• **Objective**:
Extract all lines that hold "this" from the records below.

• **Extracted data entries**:
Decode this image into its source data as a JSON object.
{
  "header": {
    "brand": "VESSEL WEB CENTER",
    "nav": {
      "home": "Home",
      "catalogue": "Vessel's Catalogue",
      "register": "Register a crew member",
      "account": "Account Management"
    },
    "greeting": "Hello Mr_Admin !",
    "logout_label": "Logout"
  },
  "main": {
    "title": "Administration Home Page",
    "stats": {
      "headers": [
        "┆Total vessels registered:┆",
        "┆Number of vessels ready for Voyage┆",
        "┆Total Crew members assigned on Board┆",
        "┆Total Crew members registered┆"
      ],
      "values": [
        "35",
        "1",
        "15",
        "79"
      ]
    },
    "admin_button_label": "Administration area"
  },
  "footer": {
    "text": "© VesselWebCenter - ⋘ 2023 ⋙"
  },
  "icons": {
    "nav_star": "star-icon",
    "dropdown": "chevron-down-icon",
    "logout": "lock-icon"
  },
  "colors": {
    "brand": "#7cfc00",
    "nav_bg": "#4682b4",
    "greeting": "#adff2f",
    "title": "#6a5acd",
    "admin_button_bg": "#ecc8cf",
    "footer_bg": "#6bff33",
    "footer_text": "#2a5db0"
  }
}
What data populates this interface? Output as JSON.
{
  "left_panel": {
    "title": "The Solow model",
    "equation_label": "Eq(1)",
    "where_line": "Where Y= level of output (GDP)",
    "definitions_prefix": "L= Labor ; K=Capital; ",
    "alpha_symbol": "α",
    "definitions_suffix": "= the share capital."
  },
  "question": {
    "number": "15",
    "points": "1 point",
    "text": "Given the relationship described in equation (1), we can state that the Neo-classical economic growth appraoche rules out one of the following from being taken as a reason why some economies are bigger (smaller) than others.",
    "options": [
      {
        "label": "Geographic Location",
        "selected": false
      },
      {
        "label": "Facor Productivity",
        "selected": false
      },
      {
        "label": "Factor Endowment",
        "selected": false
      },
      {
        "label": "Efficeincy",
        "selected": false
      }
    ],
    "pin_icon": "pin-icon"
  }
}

• **Completed exercise**:
Decode this image into its source data as a JSON object.
What data populates this interface? Output as JSON.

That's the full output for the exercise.